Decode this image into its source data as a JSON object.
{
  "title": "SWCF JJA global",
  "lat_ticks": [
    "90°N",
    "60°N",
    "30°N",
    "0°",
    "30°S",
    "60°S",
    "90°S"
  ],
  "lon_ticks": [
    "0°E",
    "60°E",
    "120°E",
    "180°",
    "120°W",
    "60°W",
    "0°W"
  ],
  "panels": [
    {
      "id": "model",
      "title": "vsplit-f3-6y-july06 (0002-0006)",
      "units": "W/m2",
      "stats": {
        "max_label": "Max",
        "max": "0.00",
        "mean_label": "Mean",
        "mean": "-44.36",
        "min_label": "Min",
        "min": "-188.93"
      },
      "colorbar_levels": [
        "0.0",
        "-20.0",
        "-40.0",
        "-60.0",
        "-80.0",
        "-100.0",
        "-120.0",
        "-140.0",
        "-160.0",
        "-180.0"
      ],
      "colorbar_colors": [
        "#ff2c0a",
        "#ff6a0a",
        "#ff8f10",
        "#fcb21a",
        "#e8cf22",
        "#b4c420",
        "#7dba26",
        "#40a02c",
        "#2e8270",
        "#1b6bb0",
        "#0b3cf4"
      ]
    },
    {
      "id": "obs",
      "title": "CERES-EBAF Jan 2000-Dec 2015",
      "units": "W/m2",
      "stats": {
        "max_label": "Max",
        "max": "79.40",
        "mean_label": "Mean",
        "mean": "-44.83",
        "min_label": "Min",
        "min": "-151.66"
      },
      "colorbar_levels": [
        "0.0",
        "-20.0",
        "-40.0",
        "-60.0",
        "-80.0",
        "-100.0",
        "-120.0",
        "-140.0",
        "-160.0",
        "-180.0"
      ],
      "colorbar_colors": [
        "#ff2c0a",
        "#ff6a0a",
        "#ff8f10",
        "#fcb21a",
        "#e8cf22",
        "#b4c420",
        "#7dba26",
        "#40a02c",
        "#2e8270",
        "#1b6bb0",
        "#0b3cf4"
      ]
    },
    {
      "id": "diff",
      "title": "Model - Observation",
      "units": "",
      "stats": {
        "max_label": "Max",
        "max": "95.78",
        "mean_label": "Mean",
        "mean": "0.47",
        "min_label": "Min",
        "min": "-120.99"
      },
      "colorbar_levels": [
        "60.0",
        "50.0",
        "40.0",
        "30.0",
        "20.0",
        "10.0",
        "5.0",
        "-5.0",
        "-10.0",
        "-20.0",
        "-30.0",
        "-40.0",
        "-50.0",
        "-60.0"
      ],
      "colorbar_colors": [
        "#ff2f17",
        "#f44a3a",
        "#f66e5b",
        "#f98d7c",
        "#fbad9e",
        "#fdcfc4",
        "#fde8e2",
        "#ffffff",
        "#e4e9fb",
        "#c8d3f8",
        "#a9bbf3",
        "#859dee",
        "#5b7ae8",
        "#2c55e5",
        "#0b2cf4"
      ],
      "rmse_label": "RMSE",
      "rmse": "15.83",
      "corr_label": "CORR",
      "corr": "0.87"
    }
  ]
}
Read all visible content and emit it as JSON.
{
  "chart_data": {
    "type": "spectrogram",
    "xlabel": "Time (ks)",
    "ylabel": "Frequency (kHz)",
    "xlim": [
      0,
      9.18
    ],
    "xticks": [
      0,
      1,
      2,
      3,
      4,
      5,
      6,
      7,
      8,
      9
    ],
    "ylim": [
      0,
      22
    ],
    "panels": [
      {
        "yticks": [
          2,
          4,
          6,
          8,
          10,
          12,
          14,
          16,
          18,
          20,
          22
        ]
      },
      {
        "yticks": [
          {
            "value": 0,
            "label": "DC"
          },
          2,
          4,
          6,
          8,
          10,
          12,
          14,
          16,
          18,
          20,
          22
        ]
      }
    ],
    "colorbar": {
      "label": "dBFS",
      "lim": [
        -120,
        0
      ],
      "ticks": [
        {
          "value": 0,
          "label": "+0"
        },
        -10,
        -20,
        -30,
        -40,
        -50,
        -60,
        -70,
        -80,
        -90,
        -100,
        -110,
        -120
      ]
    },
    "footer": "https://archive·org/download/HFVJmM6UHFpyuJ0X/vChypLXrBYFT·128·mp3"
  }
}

• **Exercise task**:
Above are some records. Print them all exactly.

• **Completed task**:
Decode this image into its source data as a JSON object.
{
  "title": "SWCF JJA global",
  "lat_ticks": [
    "90°N",
    "60°N",
    "30°N",
    "0°",
    "30°S",
    "60°S",
    "90°S"
  ],
  "lon_ticks": [
    "0°E",
    "60°E",
    "120°E",
    "180°",
    "120°W",
    "60°W",
    "0°W"
  ],
  "panels": [
    {
      "id": "model",
      "title": "vsplit-f3-6y-july06 (0002-0006)",
      "units": "W/m2",
      "stats": {
        "max_label": "Max",
        "max": "0.00",
        "mean_label": "Mean",
        "mean": "-44.36",
        "min_label": "Min",
        "min": "-188.93"
      },
      "colorbar_levels": [
        "0.0",
        "-20.0",
        "-40.0",
        "-60.0",
        "-80.0",
        "-100.0",
        "-120.0",
        "-140.0",
        "-160.0",
        "-180.0"
      ],
      "colorbar_colors": [
        "#ff2c0a",
        "#ff6a0a",
        "#ff8f10",
        "#fcb21a",
        "#e8cf22",
        "#b4c420",
        "#7dba26",
        "#40a02c",
        "#2e8270",
        "#1b6bb0",
        "#0b3cf4"
      ]
    },
    {
      "id": "obs",
      "title": "CERES-EBAF Jan 2000-Dec 2015",
      "units": "W/m2",
      "stats": {
        "max_label": "Max",
        "max": "79.40",
        "mean_label": "Mean",
        "mean": "-44.83",
        "min_label": "Min",
        "min": "-151.66"
      },
      "colorbar_levels": [
        "0.0",
        "-20.0",
        "-40.0",
        "-60.0",
        "-80.0",
        "-100.0",
        "-120.0",
        "-140.0",
        "-160.0",
        "-180.0"
      ],
      "colorbar_colors": [
        "#ff2c0a",
        "#ff6a0a",
        "#ff8f10",
        "#fcb21a",
        "#e8cf22",
        "#b4c420",
        "#7dba26",
        "#40a02c",
        "#2e8270",
        "#1b6bb0",
        "#0b3cf4"
      ]
    },
    {
      "id": "diff",
      "title": "Model - Observation",
      "units": "",
      "stats": {
        "max_label": "Max",
        "max": "95.78",
        "mean_label": "Mean",
        "mean": "0.47",
        "min_label": "Min",
        "min": "-120.99"
      },
      "colorbar_levels": [
        "60.0",
        "50.0",
        "40.0",
        "30.0",
        "20.0",
        "10.0",
        "5.0",
        "-5.0",
        "-10.0",
        "-20.0",
        "-30.0",
        "-40.0",
        "-50.0",
        "-60.0"
      ],
      "colorbar_colors": [
        "#ff2f17",
        "#f44a3a",
        "#f66e5b",
        "#f98d7c",
        "#fbad9e",
        "#fdcfc4",
        "#fde8e2",
        "#ffffff",
        "#e4e9fb",
        "#c8d3f8",
        "#a9bbf3",
        "#859dee",
        "#5b7ae8",
        "#2c55e5",
        "#0b2cf4"
      ],
      "rmse_label": "RMSE",
      "rmse": "15.83",
      "corr_label": "CORR",
      "corr": "0.87"
    }
  ]
}
Read all visible content and emit it as JSON.
{
  "chart_data": {
    "type": "spectrogram",
    "xlabel": "Time (ks)",
    "ylabel": "Frequency (kHz)",
    "xlim": [
      0,
      9.18
    ],
    "xticks": [
      0,
      1,
      2,
      3,
      4,
      5,
      6,
      7,
      8,
      9
    ],
    "ylim": [
      0,
      22
    ],
    "panels": [
      {
        "yticks": [
          2,
          4,
          6,
          8,
          10,
          12,
          14,
          16,
          18,
          20,
          22
        ]
      },
      {
        "yticks": [
          {
            "value": 0,
            "label": "DC"
          },
          2,
          4,
          6,
          8,
          10,
          12,
          14,
          16,
          18,
          20,
          22
        ]
      }
    ],
    "colorbar": {
      "label": "dBFS",
      "lim": [
        -120,
        0
      ],
      "ticks": [
        {
          "value": 0,
          "label": "+0"
        },
        -10,
        -20,
        -30,
        -40,
        -50,
        -60,
        -70,
        -80,
        -90,
        -100,
        -110,
        -120
      ]
    },
    "footer": "https://archive·org/download/HFVJmM6UHFpyuJ0X/vChypLXrBYFT·128·mp3"
  }
}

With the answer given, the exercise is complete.